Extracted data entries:
━━━━━━━━━━
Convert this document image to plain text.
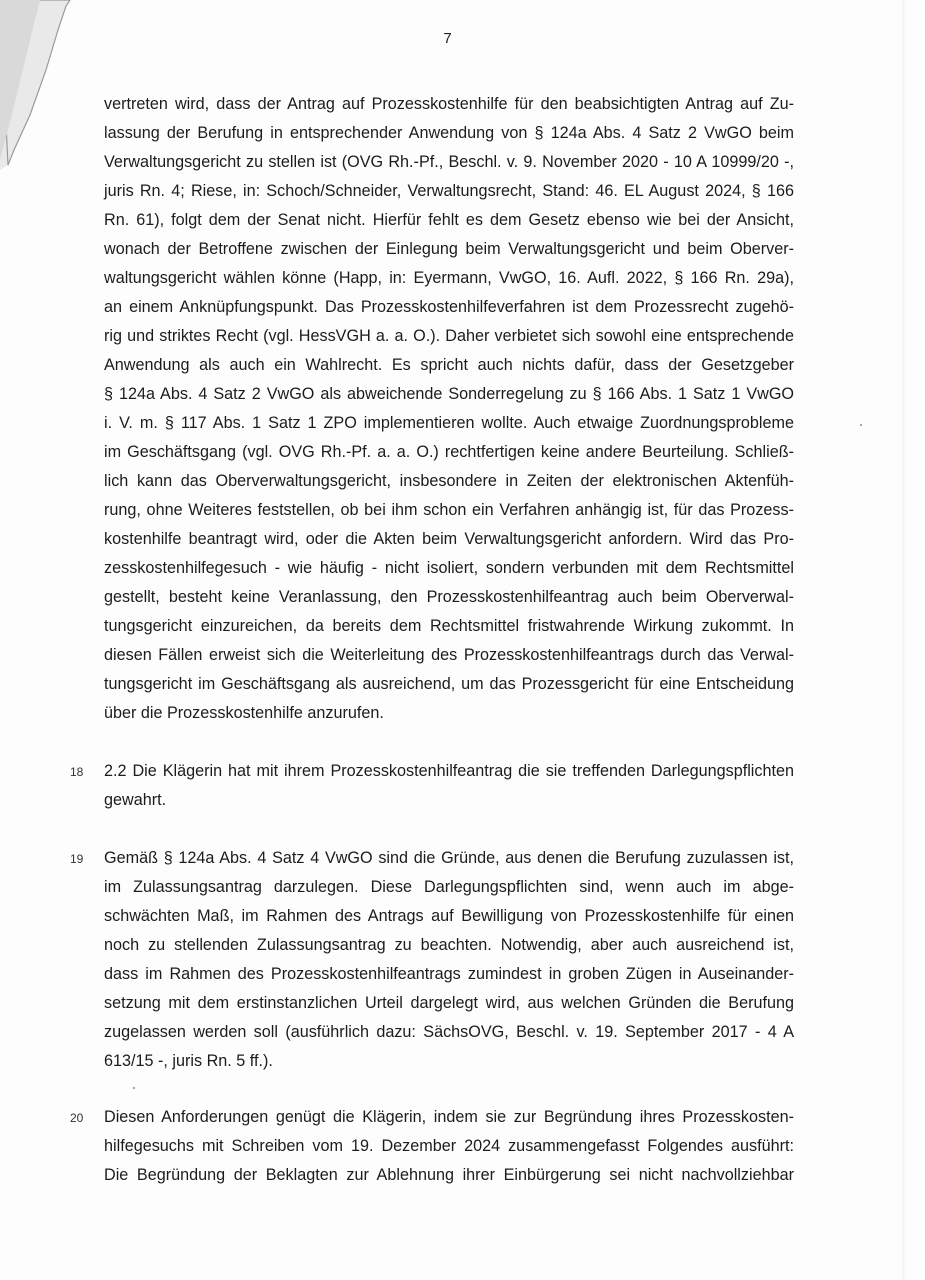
7
vertreten wird, dass der Antrag auf Prozesskostenhilfe für den beabsichtigten Antrag auf Zu-
lassung der Berufung in entsprechender Anwendung von § 124a Abs. 4 Satz 2 VwGO beim
Verwaltungsgericht zu stellen ist (OVG Rh.-Pf., Beschl. v. 9. November 2020 - 10 A 10999/20 -,
juris Rn. 4; Riese, in: Schoch/Schneider, Verwaltungsrecht, Stand: 46. EL August 2024, § 166
Rn. 61), folgt dem der Senat nicht. Hierfür fehlt es dem Gesetz ebenso wie bei der Ansicht,
wonach der Betroffene zwischen der Einlegung beim Verwaltungsgericht und beim Oberver-
waltungsgericht wählen könne (Happ, in: Eyermann, VwGO, 16. Aufl. 2022, § 166 Rn. 29a),
an einem Anknüpfungspunkt. Das Prozesskostenhilfeverfahren ist dem Prozessrecht zugehö-
rig und striktes Recht (vgl. HessVGH a. a. O.). Daher verbietet sich sowohl eine entsprechende
Anwendung als auch ein Wahlrecht. Es spricht auch nichts dafür, dass der Gesetzgeber
§ 124a Abs. 4 Satz 2 VwGO als abweichende Sonderregelung zu § 166 Abs. 1 Satz 1 VwGO
i. V. m. § 117 Abs. 1 Satz 1 ZPO implementieren wollte. Auch etwaige Zuordnungsprobleme
im Geschäftsgang (vgl. OVG Rh.-Pf. a. a. O.) rechtfertigen keine andere Beurteilung. Schließ-
lich kann das Oberverwaltungsgericht, insbesondere in Zeiten der elektronischen Aktenfüh-
rung, ohne Weiteres feststellen, ob bei ihm schon ein Verfahren anhängig ist, für das Prozess-
kostenhilfe beantragt wird, oder die Akten beim Verwaltungsgericht anfordern. Wird das Pro-
zesskostenhilfegesuch - wie häufig - nicht isoliert, sondern verbunden mit dem Rechtsmittel
gestellt, besteht keine Veranlassung, den Prozesskostenhilfeantrag auch beim Oberverwal-
tungsgericht einzureichen, da bereits dem Rechtsmittel fristwahrende Wirkung zukommt. In
diesen Fällen erweist sich die Weiterleitung des Prozesskostenhilfeantrags durch das Verwal-
tungsgericht im Geschäftsgang als ausreichend, um das Prozessgericht für eine Entscheidung
über die Prozesskostenhilfe anzurufen.
18 2.2 Die Klägerin hat mit ihrem Prozesskostenhilfeantrag die sie treffenden Darlegungspflichten
gewahrt.
19 Gemäß § 124a Abs. 4 Satz 4 VwGO sind die Gründe, aus denen die Berufung zuzulassen ist,
im Zulassungsantrag darzulegen. Diese Darlegungspflichten sind, wenn auch im abge-
schwächten Maß, im Rahmen des Antrags auf Bewilligung von Prozesskostenhilfe für einen
noch zu stellenden Zulassungsantrag zu beachten. Notwendig, aber auch ausreichend ist,
dass im Rahmen des Prozesskostenhilfeantrags zumindest in groben Zügen in Auseinander-
setzung mit dem erstinstanzlichen Urteil dargelegt wird, aus welchen Gründen die Berufung
zugelassen werden soll (ausführlich dazu: SächsOVG, Beschl. v. 19. September 2017 - 4 A
613/15 -, juris Rn. 5 ff.).
20 Diesen Anforderungen genügt die Klägerin, indem sie zur Begründung ihres Prozesskosten-
hilfegesuchs mit Schreiben vom 19. Dezember 2024 zusammengefasst Folgendes ausführt:
Die Begründung der Beklagten zur Ablehnung ihrer Einbürgerung sei nicht nachvollziehbar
━━━━━━━━━━
**Required task:**
Show each line holding the word "Rechtsmittel".

**Solution:**
zesskostenhilfegesuch - wie häufig - nicht isoliert, sondern verbunden mit dem Rechtsmittel
tungsgericht einzureichen, da bereits dem Rechtsmittel fristwahrende Wirkung zukommt. In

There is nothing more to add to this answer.